> [REQUIRED TASK]: Locate the line containing "Convert this document image to plain text." in the material below. Copy that line and all following lines through the end exactly, omitting any pictures.

> [GIVEN ENTRIES]:
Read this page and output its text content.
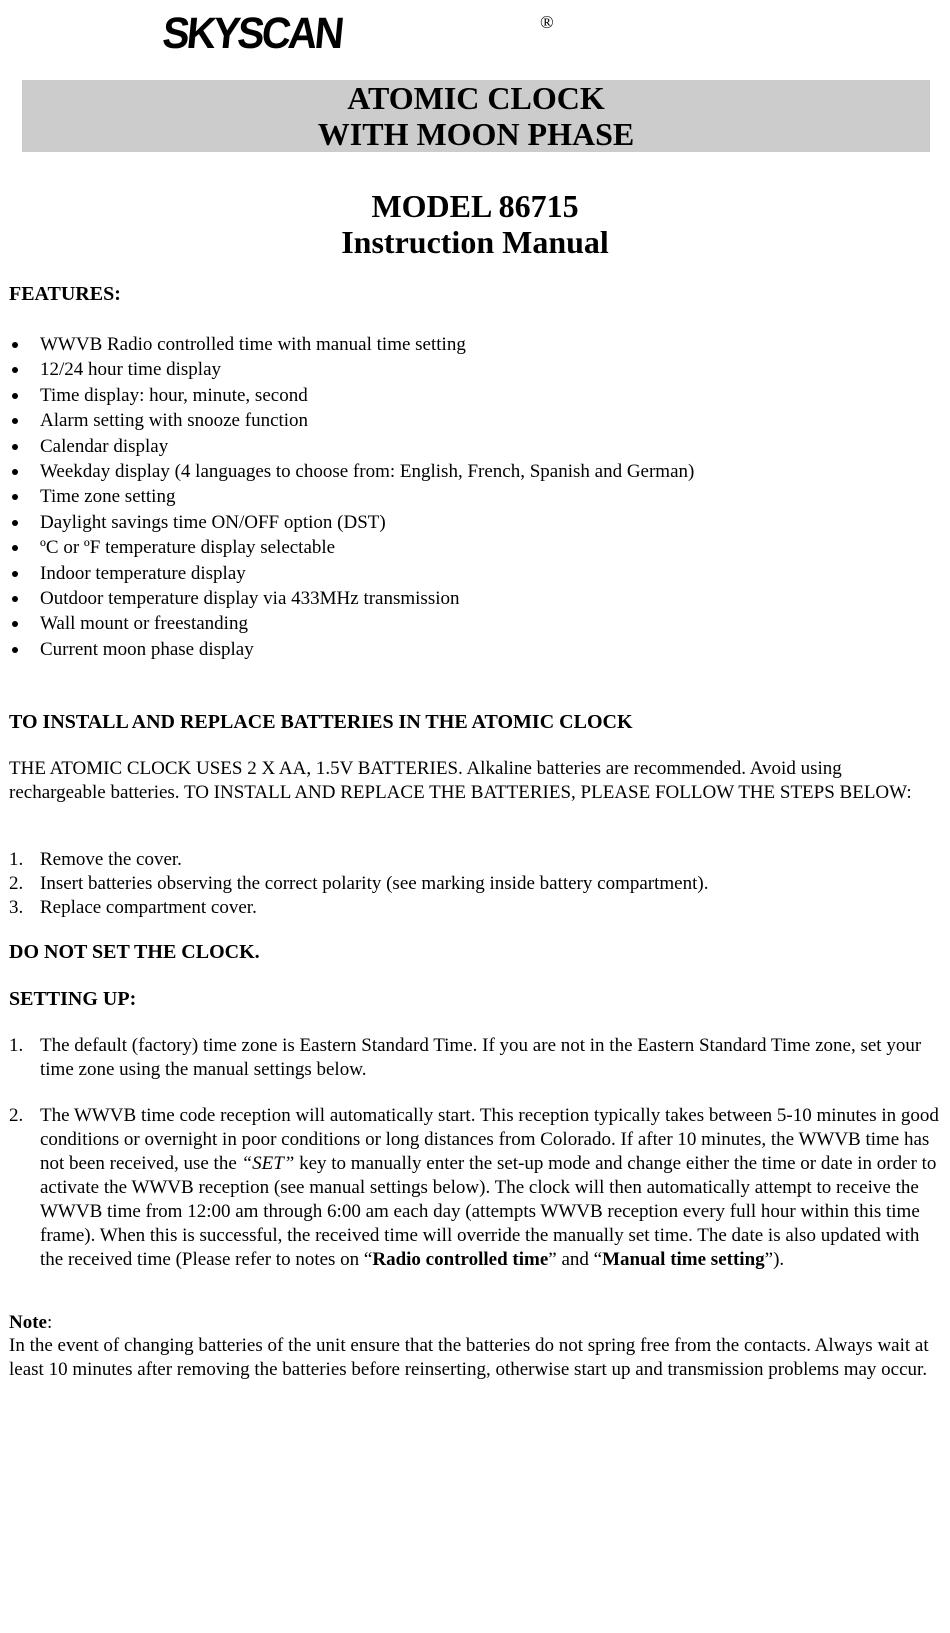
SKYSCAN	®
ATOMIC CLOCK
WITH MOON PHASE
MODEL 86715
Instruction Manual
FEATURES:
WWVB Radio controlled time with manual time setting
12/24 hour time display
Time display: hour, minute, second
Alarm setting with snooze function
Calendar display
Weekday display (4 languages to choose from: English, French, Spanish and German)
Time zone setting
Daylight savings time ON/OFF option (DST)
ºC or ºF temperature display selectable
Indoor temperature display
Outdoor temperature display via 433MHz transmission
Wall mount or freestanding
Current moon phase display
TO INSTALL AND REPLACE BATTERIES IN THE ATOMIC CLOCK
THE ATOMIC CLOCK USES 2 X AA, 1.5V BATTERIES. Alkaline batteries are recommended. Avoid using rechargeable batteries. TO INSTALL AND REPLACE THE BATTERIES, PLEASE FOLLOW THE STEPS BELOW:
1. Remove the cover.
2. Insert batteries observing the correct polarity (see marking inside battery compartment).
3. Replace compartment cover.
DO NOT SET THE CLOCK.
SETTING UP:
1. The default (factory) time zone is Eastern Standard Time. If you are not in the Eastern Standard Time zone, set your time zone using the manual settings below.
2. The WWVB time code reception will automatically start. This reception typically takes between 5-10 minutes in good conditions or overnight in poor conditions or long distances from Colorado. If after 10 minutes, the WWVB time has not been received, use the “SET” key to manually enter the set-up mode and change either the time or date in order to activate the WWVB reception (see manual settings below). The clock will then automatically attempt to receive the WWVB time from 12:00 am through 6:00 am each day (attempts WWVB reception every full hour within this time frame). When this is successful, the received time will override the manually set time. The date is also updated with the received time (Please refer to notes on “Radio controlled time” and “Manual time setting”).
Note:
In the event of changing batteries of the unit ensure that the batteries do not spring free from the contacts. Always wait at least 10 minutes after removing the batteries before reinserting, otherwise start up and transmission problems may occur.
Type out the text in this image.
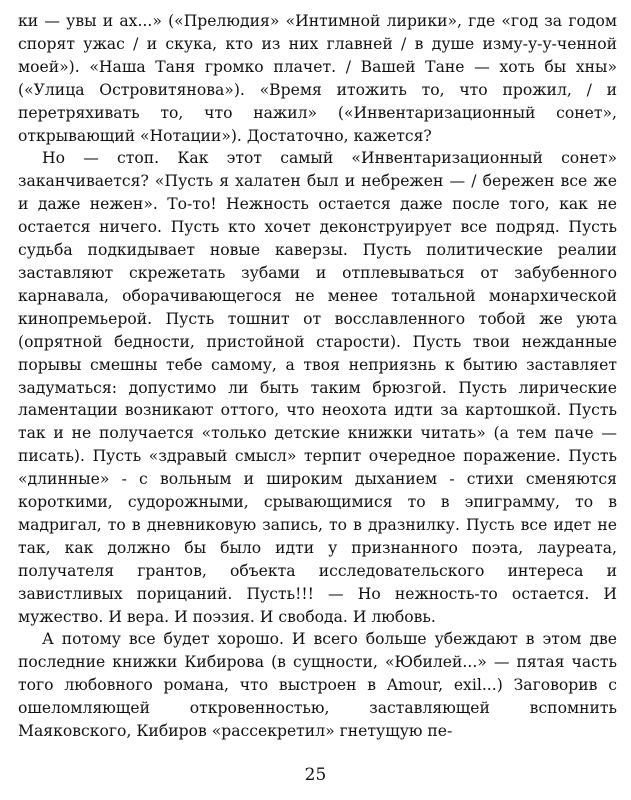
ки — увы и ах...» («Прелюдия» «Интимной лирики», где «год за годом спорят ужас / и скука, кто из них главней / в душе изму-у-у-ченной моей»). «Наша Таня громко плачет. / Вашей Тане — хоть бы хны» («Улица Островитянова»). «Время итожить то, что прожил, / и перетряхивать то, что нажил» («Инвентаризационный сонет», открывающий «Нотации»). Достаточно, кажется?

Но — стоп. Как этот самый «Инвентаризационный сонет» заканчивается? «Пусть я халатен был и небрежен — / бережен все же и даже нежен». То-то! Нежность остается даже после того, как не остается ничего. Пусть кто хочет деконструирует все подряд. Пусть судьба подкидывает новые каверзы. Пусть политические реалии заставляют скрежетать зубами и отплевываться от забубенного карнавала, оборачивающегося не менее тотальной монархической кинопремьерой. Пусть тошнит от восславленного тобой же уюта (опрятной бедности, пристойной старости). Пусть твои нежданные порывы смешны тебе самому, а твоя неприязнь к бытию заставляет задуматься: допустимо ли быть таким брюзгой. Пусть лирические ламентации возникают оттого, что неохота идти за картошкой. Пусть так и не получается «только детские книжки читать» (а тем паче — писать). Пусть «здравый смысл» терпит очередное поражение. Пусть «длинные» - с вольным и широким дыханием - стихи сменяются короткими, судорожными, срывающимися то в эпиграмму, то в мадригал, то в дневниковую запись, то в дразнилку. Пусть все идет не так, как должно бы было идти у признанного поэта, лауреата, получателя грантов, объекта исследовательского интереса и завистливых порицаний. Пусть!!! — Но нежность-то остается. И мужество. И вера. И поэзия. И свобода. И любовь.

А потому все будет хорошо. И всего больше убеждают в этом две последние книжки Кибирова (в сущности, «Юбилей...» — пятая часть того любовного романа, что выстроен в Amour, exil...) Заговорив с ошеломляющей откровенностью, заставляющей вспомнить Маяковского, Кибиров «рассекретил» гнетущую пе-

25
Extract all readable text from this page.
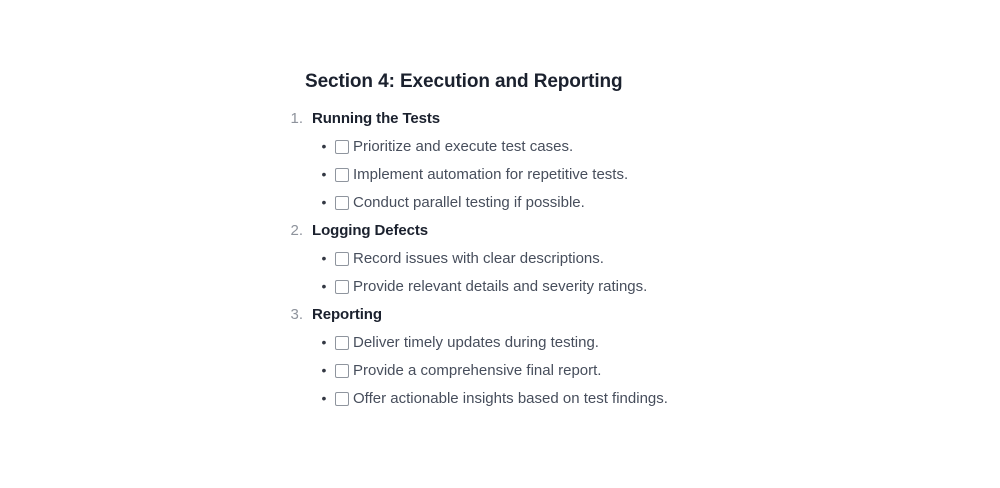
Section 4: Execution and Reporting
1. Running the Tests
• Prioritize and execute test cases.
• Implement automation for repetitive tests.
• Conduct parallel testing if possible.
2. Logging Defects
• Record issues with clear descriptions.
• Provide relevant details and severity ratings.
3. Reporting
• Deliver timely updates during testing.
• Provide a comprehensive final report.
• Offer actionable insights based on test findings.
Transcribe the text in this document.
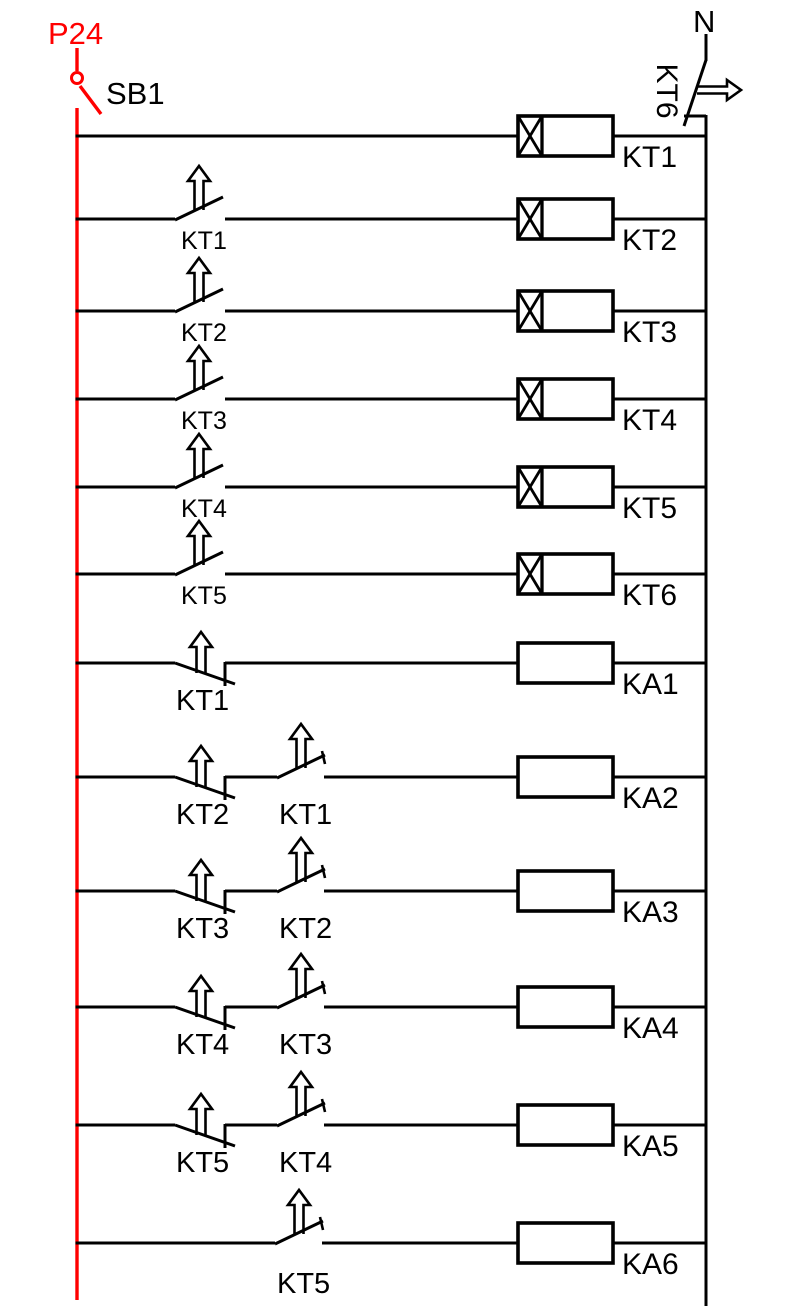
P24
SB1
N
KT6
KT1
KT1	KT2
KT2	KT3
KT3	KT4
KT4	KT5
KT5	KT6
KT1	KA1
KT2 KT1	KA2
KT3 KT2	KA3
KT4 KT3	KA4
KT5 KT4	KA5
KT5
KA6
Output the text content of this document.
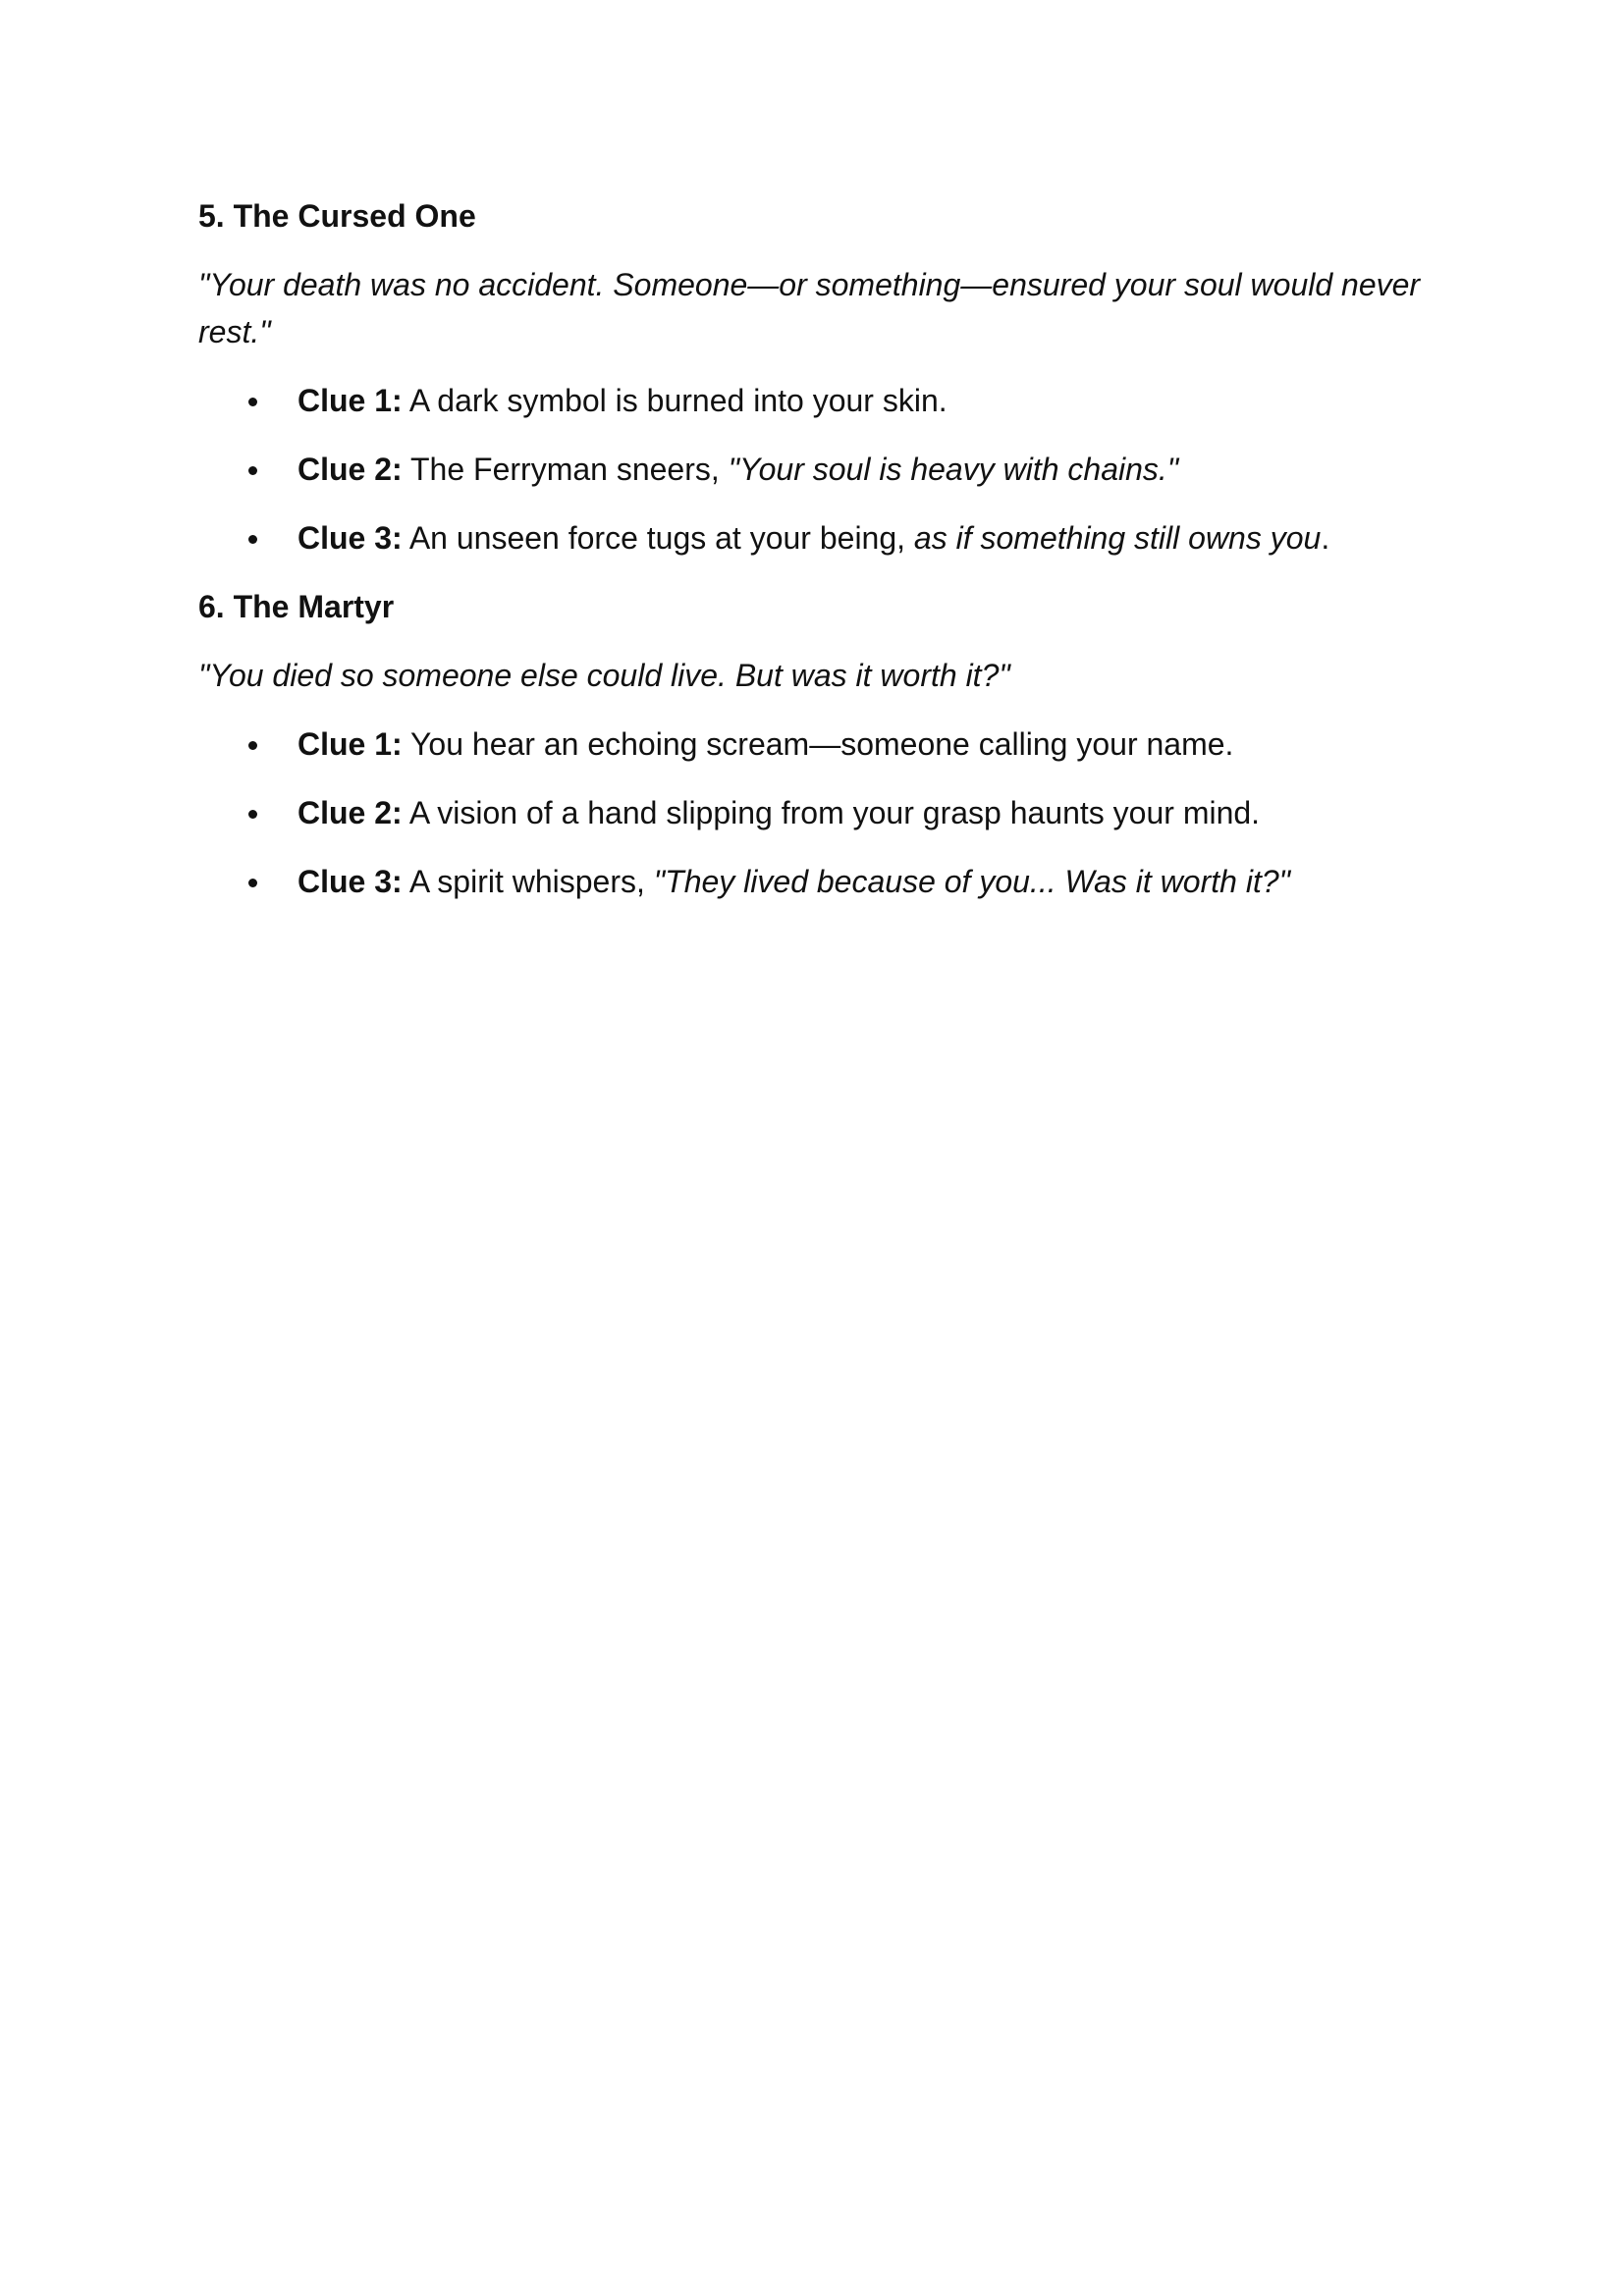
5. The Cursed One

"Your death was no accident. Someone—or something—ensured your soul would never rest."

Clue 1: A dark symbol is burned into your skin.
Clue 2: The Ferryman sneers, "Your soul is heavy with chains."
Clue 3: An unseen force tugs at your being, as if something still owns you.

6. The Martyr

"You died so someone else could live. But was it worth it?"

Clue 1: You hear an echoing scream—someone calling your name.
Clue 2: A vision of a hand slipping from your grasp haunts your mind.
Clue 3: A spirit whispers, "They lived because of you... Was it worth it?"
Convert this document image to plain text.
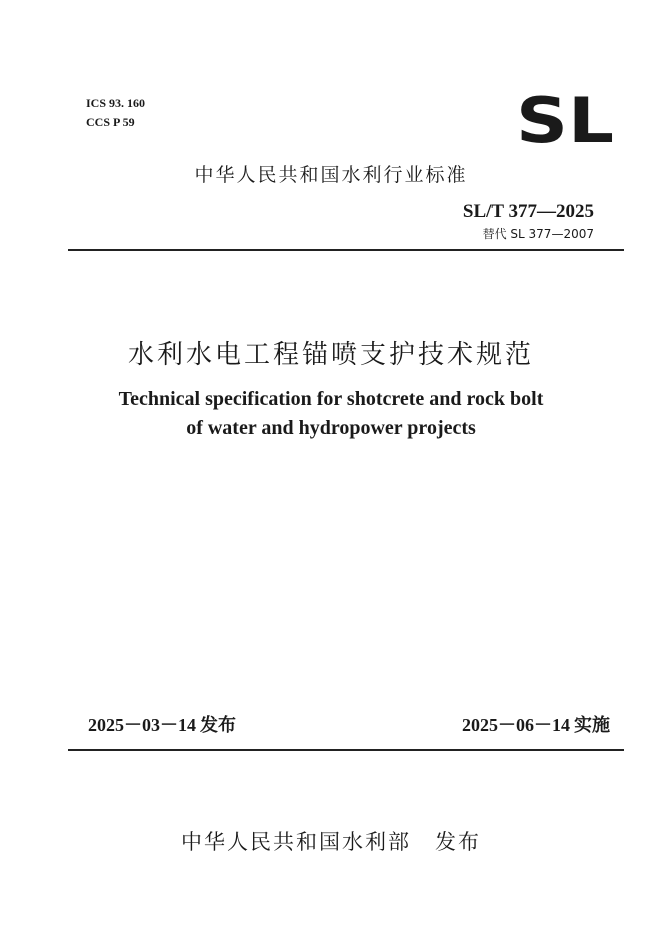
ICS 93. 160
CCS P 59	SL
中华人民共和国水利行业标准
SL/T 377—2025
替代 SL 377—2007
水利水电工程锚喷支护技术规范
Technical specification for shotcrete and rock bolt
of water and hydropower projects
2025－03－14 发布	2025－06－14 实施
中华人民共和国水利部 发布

> [OUTPUT BELOW]:
Convert this document image to plain text.
ICS 93. 160
CCS P 59	SL
中华人民共和国水利行业标准
SL/T 377—2025
替代 SL 377—2007
水利水电工程锚喷支护技术规范
Technical specification for shotcrete and rock bolt
of water and hydropower projects
2025－03－14 发布	2025－06－14 实施
中华人民共和国水利部 发布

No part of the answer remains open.